Provided data
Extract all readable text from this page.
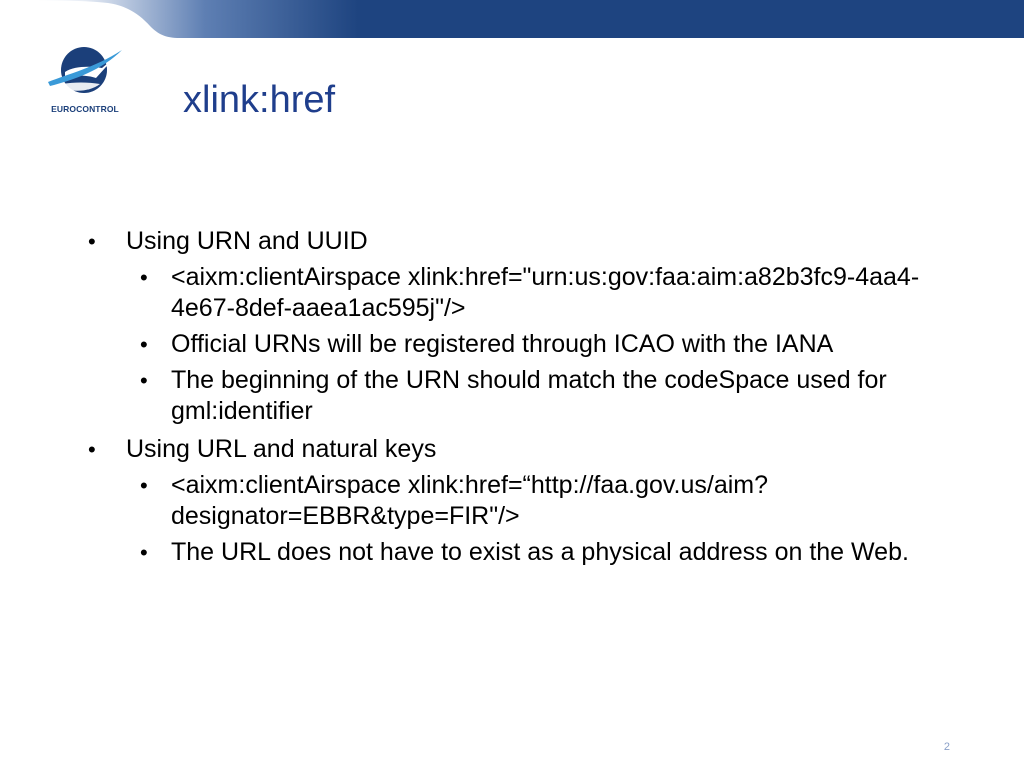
EUROCONTROL xlink:href
• Using URN and UUID
• <aixm:clientAirspace xlink:href="urn:us:gov:faa:aim:a82b3fc9-4aa4-4e67-8def-aaea1ac595j"/>
• Official URNs will be registered through ICAO with the IANA
• The beginning of the URN should match the codeSpace used for gml:identifier
• Using URL and natural keys
• <aixm:clientAirspace xlink:href=“http://faa.gov.us/aim?designator=EBBR&type=FIR"/>
• The URL does not have to exist as a physical address on the Web.
2
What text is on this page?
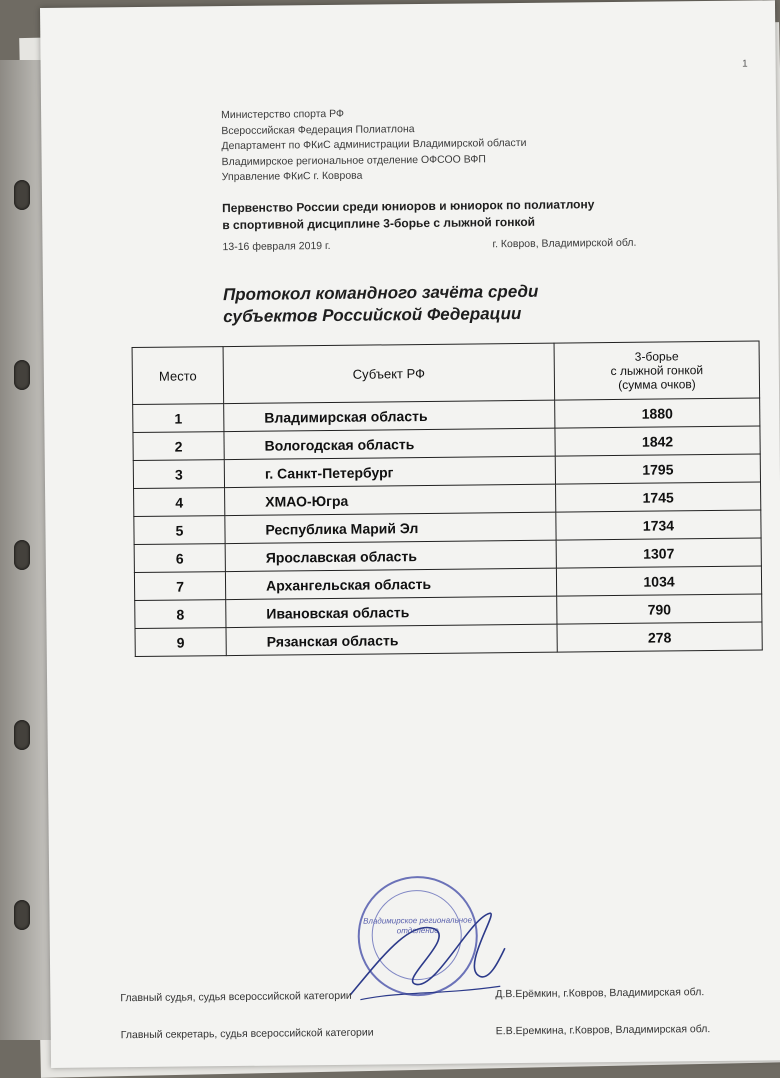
1
Министерство спорта РФ
Всероссийская Федерация Полиатлона
Департамент по ФКиС администрации Владимирской области
Владимирское региональное отделение ОФСОО ВФП
Управление ФКиС г. Коврова
Первенство России среди юниоров и юниорок по полиатлону
в спортивной дисциплине 3-борье с лыжной гонкой
13-16 февраля 2019 г.	г. Ковров, Владимирской обл.
Протокол командного зачёта среди
субъектов Российской Федерации
Место	Субъект РФ	3-борье
с лыжной гонкой
(сумма очков)

1	Владимирская область	1880
2	Вологодская область	1842
3	г. Санкт-Петербург	1795
4	ХМАО-Югра	1745
5	Республика Марий Эл	1734
6	Ярославская область	1307
7	Архангельская область	1034
8	Ивановская область	790
9	Рязанская область	278
Владимирское региональное отделение
Главный судья, судья всероссийской категории	Д.В.Ерёмкин, г.Ковров, Владимирская обл.
Главный секретарь, судья всероссийской категории	Е.В.Еремкина, г.Ковров, Владимирская обл.
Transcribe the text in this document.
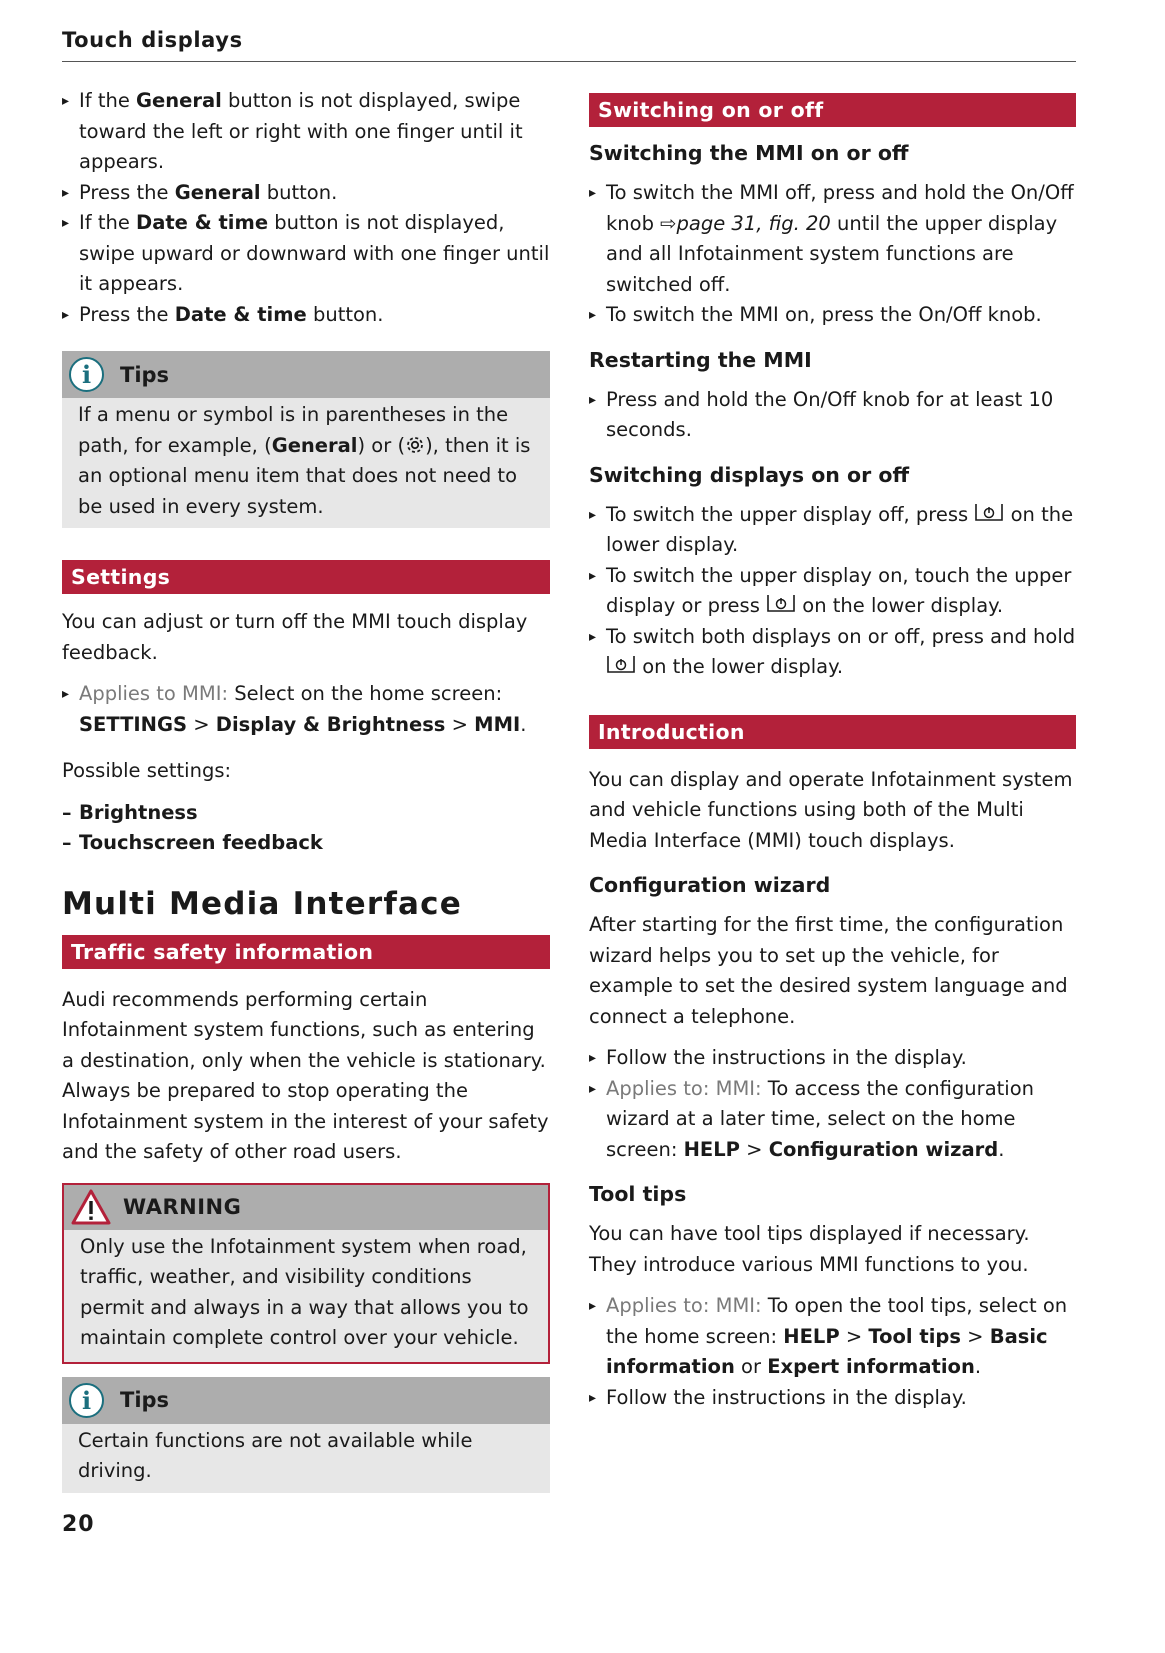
Touch displays
▸ If the General button is not displayed, swipe toward the left or right with one finger until it appears.
▸ Press the General button.
▸ If the Date & time button is not displayed, swipe upward or downward with one finger until it appears.
▸ Press the Date & time button.
i	Tips

If a menu or symbol is in parentheses in the path, for example, (General) or ( ), then it is an optional menu item that does not need to be used in every system.

Settings

You can adjust or turn off the MMI touch display feedback.

▸ Applies to MMI: Select on the home screen:
SETTINGS > Display & Brightness > MMI.

Possible settings:

– Brightness
– Touchscreen feedback
Multi Media Interface
Traffic safety information

Audi recommends performing certain Infotainment system functions, such as entering a destination, only when the vehicle is stationary. Always be prepared to stop operating the Infotainment system in the interest of your safety and the safety of other road users.

WARNING

Only use the Infotainment system when road, traffic, weather, and visibility conditions permit and always in a way that allows you to maintain complete control over your vehicle.

i	Tips

Certain functions are not available while driving.

Switching on or off
Switching the MMI on or off
▸ To switch the MMI off, press and hold the On/Off knob ⇨page 31, fig. 20 until the upper display and all Infotainment system functions are switched off.
▸ To switch the MMI on, press the On/Off knob.
Restarting the MMI
▸ Press and hold the On/Off knob for at least 10 seconds.
Switching displays on or off
▸ To switch the upper display off, press  on the lower display.
▸ To switch the upper display on, touch the upper display or press  on the lower display.
▸ To switch both displays on or off, press and hold  on the lower display.
Introduction

You can display and operate Infotainment system and vehicle functions using both of the Multi Media Interface (MMI) touch displays.

Configuration wizard

After starting for the first time, the configuration wizard helps you to set up the vehicle, for example to set the desired system language and connect a telephone.

▸ Follow the instructions in the display.
▸ Applies to: MMI: To access the configuration wizard at a later time, select on the home screen: HELP > Configuration wizard.
Tool tips

You can have tool tips displayed if necessary. They introduce various MMI functions to you.

▸ Applies to: MMI: To open the tool tips, select on the home screen: HELP > Tool tips > Basic information or Expert information.
▸ Follow the instructions in the display.
20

What the exercise asks
Exclude the pictures. Write out the remaining data exactly.

The output
Extract all readable text from this page.
EUROCONTROL xlink:href
• Using URN and UUID
• <aixm:clientAirspace xlink:href="urn:us:gov:faa:aim:a82b3fc9-4aa4-4e67-8def-aaea1ac595j"/>
• Official URNs will be registered through ICAO with the IANA
• The beginning of the URN should match the codeSpace used for gml:identifier
• Using URL and natural keys
• <aixm:clientAirspace xlink:href=“http://faa.gov.us/aim?designator=EBBR&type=FIR"/>
• The URL does not have to exist as a physical address on the Web.
2
What text is on this page?
1
Министерство спорта РФ
Всероссийская Федерация Полиатлона
Департамент по ФКиС администрации Владимирской области
Владимирское региональное отделение ОФСОО ВФП
Управление ФКиС г. Коврова
Первенство России среди юниоров и юниорок по полиатлону
в спортивной дисциплине 3-борье с лыжной гонкой
13-16 февраля 2019 г.	г. Ковров, Владимирской обл.
Протокол командного зачёта среди
субъектов Российской Федерации
Место	Субъект РФ	3-борье
с лыжной гонкой
(сумма очков)

1	Владимирская область	1880
2	Вологодская область	1842
3	г. Санкт-Петербург	1795
4	ХМАО-Югра	1745
5	Республика Марий Эл	1734
6	Ярославская область	1307
7	Архангельская область	1034
8	Ивановская область	790
9	Рязанская область	278
Владимирское региональное отделение
Главный судья, судья всероссийской категории	Д.В.Ерёмкин, г.Ковров, Владимирская обл.
Главный секретарь, судья всероссийской категории	Е.В.Еремкина, г.Ковров, Владимирская обл.
Transcribe the text in this document.
Touch displays
▸ If the General button is not displayed, swipe toward the left or right with one finger until it appears.
▸ Press the General button.
▸ If the Date & time button is not displayed, swipe upward or downward with one finger until it appears.
▸ Press the Date & time button.
i	Tips

If a menu or symbol is in parentheses in the path, for example, (General) or ( ), then it is an optional menu item that does not need to be used in every system.

Settings

You can adjust or turn off the MMI touch display feedback.

▸ Applies to MMI: Select on the home screen:
SETTINGS > Display & Brightness > MMI.

Possible settings:

– Brightness
– Touchscreen feedback
Multi Media Interface
Traffic safety information

Audi recommends performing certain Infotainment system functions, such as entering a destination, only when the vehicle is stationary. Always be prepared to stop operating the Infotainment system in the interest of your safety and the safety of other road users.

WARNING

Only use the Infotainment system when road, traffic, weather, and visibility conditions permit and always in a way that allows you to maintain complete control over your vehicle.

i	Tips

Certain functions are not available while driving.

Switching on or off
Switching the MMI on or off
▸ To switch the MMI off, press and hold the On/Off knob ⇨page 31, fig. 20 until the upper display and all Infotainment system functions are switched off.
▸ To switch the MMI on, press the On/Off knob.
Restarting the MMI
▸ Press and hold the On/Off knob for at least 10 seconds.
Switching displays on or off
▸ To switch the upper display off, press  on the lower display.
▸ To switch the upper display on, touch the upper display or press  on the lower display.
▸ To switch both displays on or off, press and hold  on the lower display.
Introduction

You can display and operate Infotainment system and vehicle functions using both of the Multi Media Interface (MMI) touch displays.

Configuration wizard

After starting for the first time, the configuration wizard helps you to set up the vehicle, for example to set the desired system language and connect a telephone.

▸ Follow the instructions in the display.
▸ Applies to: MMI: To access the configuration wizard at a later time, select on the home screen: HELP > Configuration wizard.
Tool tips

You can have tool tips displayed if necessary. They introduce various MMI functions to you.

▸ Applies to: MMI: To open the tool tips, select on the home screen: HELP > Tool tips > Basic information or Expert information.
▸ Follow the instructions in the display.
20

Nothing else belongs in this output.